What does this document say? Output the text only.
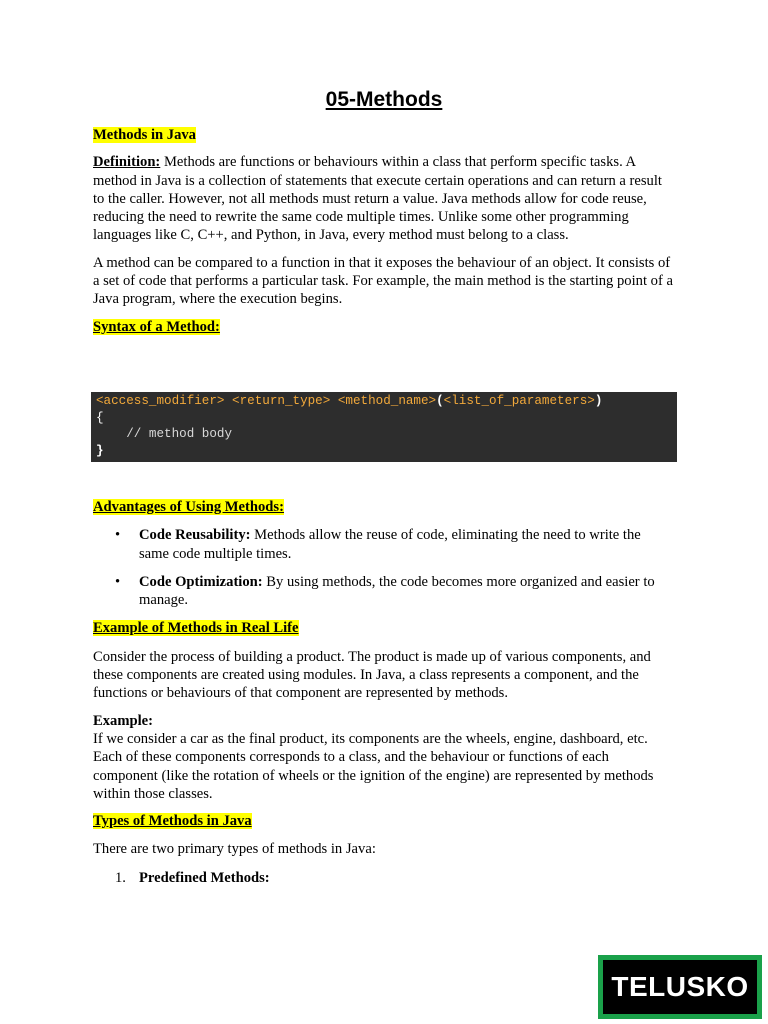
05-Methods

Methods in Java

Definition: Methods are functions or behaviours within a class that perform specific tasks. A method in Java is a collection of statements that execute certain operations and can return a result to the caller. However, not all methods must return a value. Java methods allow for code reuse, reducing the need to rewrite the same code multiple times. Unlike some other programming languages like C, C++, and Python, in Java, every method must belong to a class.

A method can be compared to a function in that it exposes the behaviour of an object. It consists of a set of code that performs a particular task. For example, the main method is the starting point of a Java program, where the execution begins.

Syntax of a Method:

<access_modifier> <return_type> <method_name>(<list_of_parameters>)
{
// method body
}

Advantages of Using Methods:

• Code Reusability: Methods allow the reuse of code, eliminating the need to write the same code multiple times.
• Code Optimization: By using methods, the code becomes more organized and easier to manage.

Example of Methods in Real Life

Consider the process of building a product. The product is made up of various components, and these components are created using modules. In Java, a class represents a component, and the functions or behaviours of that component are represented by methods.

Example:

If we consider a car as the final product, its components are the wheels, engine, dashboard, etc. Each of these components corresponds to a class, and the behaviour or functions of each component (like the rotation of wheels or the ignition of the engine) are represented by methods within those classes.

Types of Methods in Java

There are two primary types of methods in Java:

1. Predefined Methods:
TELUSKO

Written instruction:
The pictures in the entries should be left out; output everything else exactly.

Response for this exercise:
What does this document say? Output the text only.
05-Methods

Methods in Java

Definition: Methods are functions or behaviours within a class that perform specific tasks. A method in Java is a collection of statements that execute certain operations and can return a result to the caller. However, not all methods must return a value. Java methods allow for code reuse, reducing the need to rewrite the same code multiple times. Unlike some other programming languages like C, C++, and Python, in Java, every method must belong to a class.

A method can be compared to a function in that it exposes the behaviour of an object. It consists of a set of code that performs a particular task. For example, the main method is the starting point of a Java program, where the execution begins.

Syntax of a Method:

<access_modifier> <return_type> <method_name>(<list_of_parameters>)
{
// method body
}

Advantages of Using Methods:

• Code Reusability: Methods allow the reuse of code, eliminating the need to write the same code multiple times.
• Code Optimization: By using methods, the code becomes more organized and easier to manage.

Example of Methods in Real Life

Consider the process of building a product. The product is made up of various components, and these components are created using modules. In Java, a class represents a component, and the functions or behaviours of that component are represented by methods.

Example:

If we consider a car as the final product, its components are the wheels, engine, dashboard, etc. Each of these components corresponds to a class, and the behaviour or functions of each component (like the rotation of wheels or the ignition of the engine) are represented by methods within those classes.

Types of Methods in Java

There are two primary types of methods in Java:

1. Predefined Methods:
TELUSKO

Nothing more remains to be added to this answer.